Collect all lines below with the string "fremleier".

(Saved entries)
>>
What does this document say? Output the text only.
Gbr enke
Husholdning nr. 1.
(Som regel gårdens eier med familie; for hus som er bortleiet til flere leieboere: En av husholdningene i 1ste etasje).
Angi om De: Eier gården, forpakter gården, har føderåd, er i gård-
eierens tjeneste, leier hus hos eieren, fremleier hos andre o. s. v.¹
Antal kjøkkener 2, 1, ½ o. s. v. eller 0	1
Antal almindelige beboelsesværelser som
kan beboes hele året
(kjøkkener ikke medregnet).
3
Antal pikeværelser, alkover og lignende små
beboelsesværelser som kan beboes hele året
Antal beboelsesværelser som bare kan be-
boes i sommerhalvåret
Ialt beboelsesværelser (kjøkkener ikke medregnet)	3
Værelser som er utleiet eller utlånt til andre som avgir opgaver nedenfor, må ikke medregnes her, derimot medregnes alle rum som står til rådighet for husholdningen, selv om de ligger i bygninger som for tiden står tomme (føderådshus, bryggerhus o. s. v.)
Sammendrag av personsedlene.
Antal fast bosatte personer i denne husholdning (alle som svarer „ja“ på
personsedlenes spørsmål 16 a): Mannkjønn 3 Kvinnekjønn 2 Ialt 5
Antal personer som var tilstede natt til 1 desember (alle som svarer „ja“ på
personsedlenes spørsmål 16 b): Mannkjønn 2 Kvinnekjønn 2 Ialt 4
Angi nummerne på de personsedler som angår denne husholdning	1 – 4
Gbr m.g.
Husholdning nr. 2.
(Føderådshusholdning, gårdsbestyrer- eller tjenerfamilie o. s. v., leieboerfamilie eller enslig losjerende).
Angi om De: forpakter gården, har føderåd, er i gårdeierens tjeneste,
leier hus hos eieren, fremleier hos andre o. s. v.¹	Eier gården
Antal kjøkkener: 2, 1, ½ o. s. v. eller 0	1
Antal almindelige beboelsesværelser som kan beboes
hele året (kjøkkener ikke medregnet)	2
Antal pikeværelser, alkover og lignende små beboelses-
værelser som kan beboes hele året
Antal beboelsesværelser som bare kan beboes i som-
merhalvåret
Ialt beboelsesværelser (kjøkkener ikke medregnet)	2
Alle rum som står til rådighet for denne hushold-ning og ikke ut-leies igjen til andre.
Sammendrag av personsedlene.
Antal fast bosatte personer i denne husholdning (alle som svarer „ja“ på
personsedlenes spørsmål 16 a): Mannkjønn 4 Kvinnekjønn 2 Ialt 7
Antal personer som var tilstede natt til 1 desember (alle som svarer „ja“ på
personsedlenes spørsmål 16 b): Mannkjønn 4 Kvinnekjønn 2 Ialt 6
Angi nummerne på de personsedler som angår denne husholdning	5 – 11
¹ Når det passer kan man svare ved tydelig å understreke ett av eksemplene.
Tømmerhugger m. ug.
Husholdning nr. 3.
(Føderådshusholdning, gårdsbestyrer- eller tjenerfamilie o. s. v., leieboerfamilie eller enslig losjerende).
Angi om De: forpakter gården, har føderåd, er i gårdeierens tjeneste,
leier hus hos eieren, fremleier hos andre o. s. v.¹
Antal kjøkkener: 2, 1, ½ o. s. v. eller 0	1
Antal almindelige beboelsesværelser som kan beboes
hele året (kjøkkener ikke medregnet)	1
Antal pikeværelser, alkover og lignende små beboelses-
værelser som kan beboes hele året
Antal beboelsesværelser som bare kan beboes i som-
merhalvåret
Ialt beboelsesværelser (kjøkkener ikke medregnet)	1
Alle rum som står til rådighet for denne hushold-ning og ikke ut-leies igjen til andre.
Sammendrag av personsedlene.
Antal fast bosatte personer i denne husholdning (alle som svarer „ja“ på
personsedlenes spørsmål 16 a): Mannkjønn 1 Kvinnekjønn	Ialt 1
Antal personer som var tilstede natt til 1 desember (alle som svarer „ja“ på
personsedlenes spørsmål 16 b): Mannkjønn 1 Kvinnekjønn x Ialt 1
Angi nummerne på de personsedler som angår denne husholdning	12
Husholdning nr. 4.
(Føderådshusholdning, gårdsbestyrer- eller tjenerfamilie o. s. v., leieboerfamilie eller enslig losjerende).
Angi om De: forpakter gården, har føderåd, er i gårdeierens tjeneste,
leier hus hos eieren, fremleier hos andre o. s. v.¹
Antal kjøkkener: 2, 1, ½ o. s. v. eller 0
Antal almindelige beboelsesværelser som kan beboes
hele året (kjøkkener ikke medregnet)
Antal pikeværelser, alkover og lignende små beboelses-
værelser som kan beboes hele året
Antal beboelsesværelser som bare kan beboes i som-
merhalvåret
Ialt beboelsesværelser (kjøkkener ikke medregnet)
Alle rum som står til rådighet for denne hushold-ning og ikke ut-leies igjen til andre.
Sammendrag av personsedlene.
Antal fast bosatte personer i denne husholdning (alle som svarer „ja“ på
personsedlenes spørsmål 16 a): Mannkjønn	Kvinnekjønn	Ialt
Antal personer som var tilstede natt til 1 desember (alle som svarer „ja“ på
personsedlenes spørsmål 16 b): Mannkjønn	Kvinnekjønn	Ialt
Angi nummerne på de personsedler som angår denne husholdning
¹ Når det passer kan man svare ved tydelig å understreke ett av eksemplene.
<<
#### [Answer to this exercise]
eierens tjeneste, leier hus hos eieren, fremleier hos andre o. s. v.¹
leier hus hos eieren, fremleier hos andre o. s. v.¹	Eier gården
leier hus hos eieren, fremleier hos andre o. s. v.¹
leier hus hos eieren, fremleier hos andre o. s. v.¹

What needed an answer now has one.